-- Start Information provided --

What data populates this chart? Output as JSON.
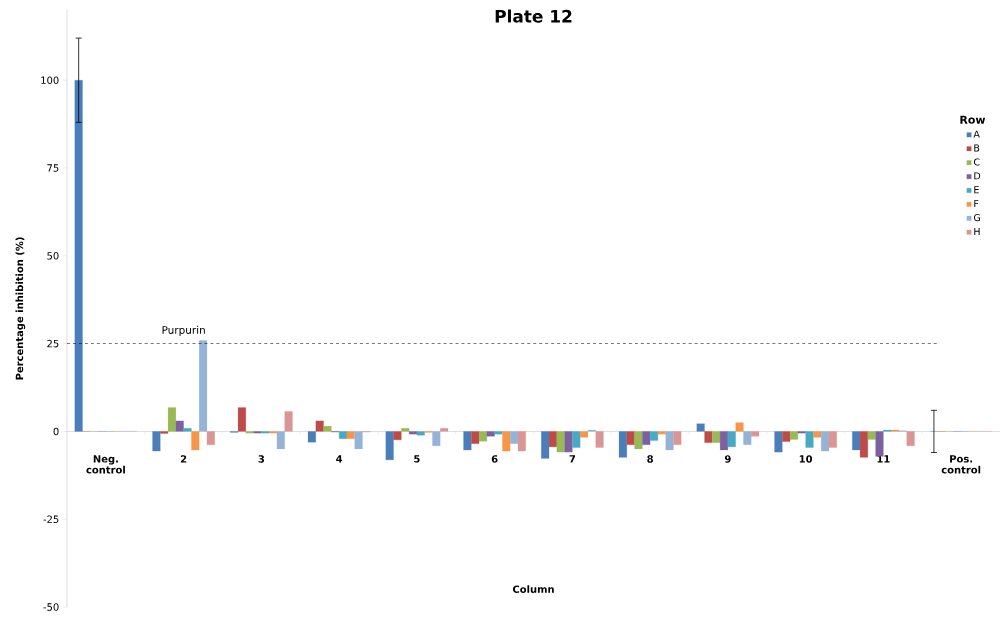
{
  "chart_data": {
    "type": "bar",
    "title": "Plate 12",
    "xlabel": "Column",
    "ylabel": "Percentage inhibition  (%)",
    "legend_title": "Row",
    "legend": "right",
    "grid": false,
    "categories": [
      "Neg. control",
      "2",
      "3",
      "4",
      "5",
      "6",
      "7",
      "8",
      "9",
      "10",
      "11",
      "Pos. control"
    ],
    "series": [
      {
        "name": "A",
        "color": "#4a7ebb",
        "values": [
          100,
          -5.6,
          -0.3,
          -3.1,
          -8.1,
          -5.3,
          -7.7,
          -7.4,
          2.2,
          -5.9,
          -5.3,
          0
        ],
        "errors": [
          12,
          null,
          null,
          null,
          null,
          null,
          null,
          null,
          null,
          null,
          null,
          6
        ]
      },
      {
        "name": "B",
        "color": "#be4b48",
        "values": [
          0,
          -0.6,
          6.8,
          3.0,
          -2.4,
          -3.5,
          -4.4,
          -3.8,
          -3.2,
          -2.9,
          -7.4,
          0
        ]
      },
      {
        "name": "C",
        "color": "#98b954",
        "values": [
          0,
          6.8,
          -0.5,
          1.5,
          0.9,
          -2.8,
          -5.9,
          -5.0,
          -3.2,
          -2.3,
          -2.3,
          0
        ]
      },
      {
        "name": "D",
        "color": "#7d60a0",
        "values": [
          0,
          3.0,
          -0.5,
          -0.2,
          -0.8,
          -1.4,
          -5.9,
          -3.8,
          -5.3,
          -0.5,
          -7.1,
          0
        ]
      },
      {
        "name": "E",
        "color": "#46aac5",
        "values": [
          0,
          0.9,
          -0.5,
          -2.1,
          -1.1,
          -0.8,
          -4.6,
          -2.6,
          -4.4,
          -4.6,
          0.4,
          0
        ]
      },
      {
        "name": "F",
        "color": "#f79646",
        "values": [
          0,
          -5.3,
          -0.5,
          -2.1,
          -0.3,
          -5.6,
          -1.7,
          -0.8,
          2.5,
          -1.7,
          0.4,
          0
        ]
      },
      {
        "name": "G",
        "color": "#95b3d7",
        "values": [
          0,
          25.9,
          -5.0,
          -5.0,
          -4.1,
          -3.5,
          0.4,
          -5.3,
          -3.8,
          -5.6,
          0.2,
          0
        ]
      },
      {
        "name": "H",
        "color": "#d99694",
        "values": [
          0,
          -3.8,
          5.7,
          -0.2,
          0.9,
          -5.6,
          -4.6,
          -3.8,
          -1.4,
          -4.6,
          -4.1,
          0
        ]
      }
    ],
    "ylim": [
      -50,
      120
    ],
    "yticks": [
      -50,
      -25,
      0,
      25,
      50,
      75,
      100
    ],
    "ref_lines": [
      {
        "axis": "y",
        "value": 25,
        "line_style": "dashed",
        "color": "#000000"
      }
    ],
    "annotations": [
      {
        "text": "Purpurin",
        "x": "2",
        "y": 25.9
      }
    ]
  }
}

-- End Information provided --

- **The task**:
Copy the data word for word. Pictures do not go in the copy.

- **Response for this exercise**:
What data populates this chart? Output as JSON.
{
  "chart_data": {
    "type": "bar",
    "title": "Plate 12",
    "xlabel": "Column",
    "ylabel": "Percentage inhibition  (%)",
    "legend_title": "Row",
    "legend": "right",
    "grid": false,
    "categories": [
      "Neg. control",
      "2",
      "3",
      "4",
      "5",
      "6",
      "7",
      "8",
      "9",
      "10",
      "11",
      "Pos. control"
    ],
    "series": [
      {
        "name": "A",
        "color": "#4a7ebb",
        "values": [
          100,
          -5.6,
          -0.3,
          -3.1,
          -8.1,
          -5.3,
          -7.7,
          -7.4,
          2.2,
          -5.9,
          -5.3,
          0
        ],
        "errors": [
          12,
          null,
          null,
          null,
          null,
          null,
          null,
          null,
          null,
          null,
          null,
          6
        ]
      },
      {
        "name": "B",
        "color": "#be4b48",
        "values": [
          0,
          -0.6,
          6.8,
          3.0,
          -2.4,
          -3.5,
          -4.4,
          -3.8,
          -3.2,
          -2.9,
          -7.4,
          0
        ]
      },
      {
        "name": "C",
        "color": "#98b954",
        "values": [
          0,
          6.8,
          -0.5,
          1.5,
          0.9,
          -2.8,
          -5.9,
          -5.0,
          -3.2,
          -2.3,
          -2.3,
          0
        ]
      },
      {
        "name": "D",
        "color": "#7d60a0",
        "values": [
          0,
          3.0,
          -0.5,
          -0.2,
          -0.8,
          -1.4,
          -5.9,
          -3.8,
          -5.3,
          -0.5,
          -7.1,
          0
        ]
      },
      {
        "name": "E",
        "color": "#46aac5",
        "values": [
          0,
          0.9,
          -0.5,
          -2.1,
          -1.1,
          -0.8,
          -4.6,
          -2.6,
          -4.4,
          -4.6,
          0.4,
          0
        ]
      },
      {
        "name": "F",
        "color": "#f79646",
        "values": [
          0,
          -5.3,
          -0.5,
          -2.1,
          -0.3,
          -5.6,
          -1.7,
          -0.8,
          2.5,
          -1.7,
          0.4,
          0
        ]
      },
      {
        "name": "G",
        "color": "#95b3d7",
        "values": [
          0,
          25.9,
          -5.0,
          -5.0,
          -4.1,
          -3.5,
          0.4,
          -5.3,
          -3.8,
          -5.6,
          0.2,
          0
        ]
      },
      {
        "name": "H",
        "color": "#d99694",
        "values": [
          0,
          -3.8,
          5.7,
          -0.2,
          0.9,
          -5.6,
          -4.6,
          -3.8,
          -1.4,
          -4.6,
          -4.1,
          0
        ]
      }
    ],
    "ylim": [
      -50,
      120
    ],
    "yticks": [
      -50,
      -25,
      0,
      25,
      50,
      75,
      100
    ],
    "ref_lines": [
      {
        "axis": "y",
        "value": 25,
        "line_style": "dashed",
        "color": "#000000"
      }
    ],
    "annotations": [
      {
        "text": "Purpurin",
        "x": "2",
        "y": 25.9
      }
    ]
  }
}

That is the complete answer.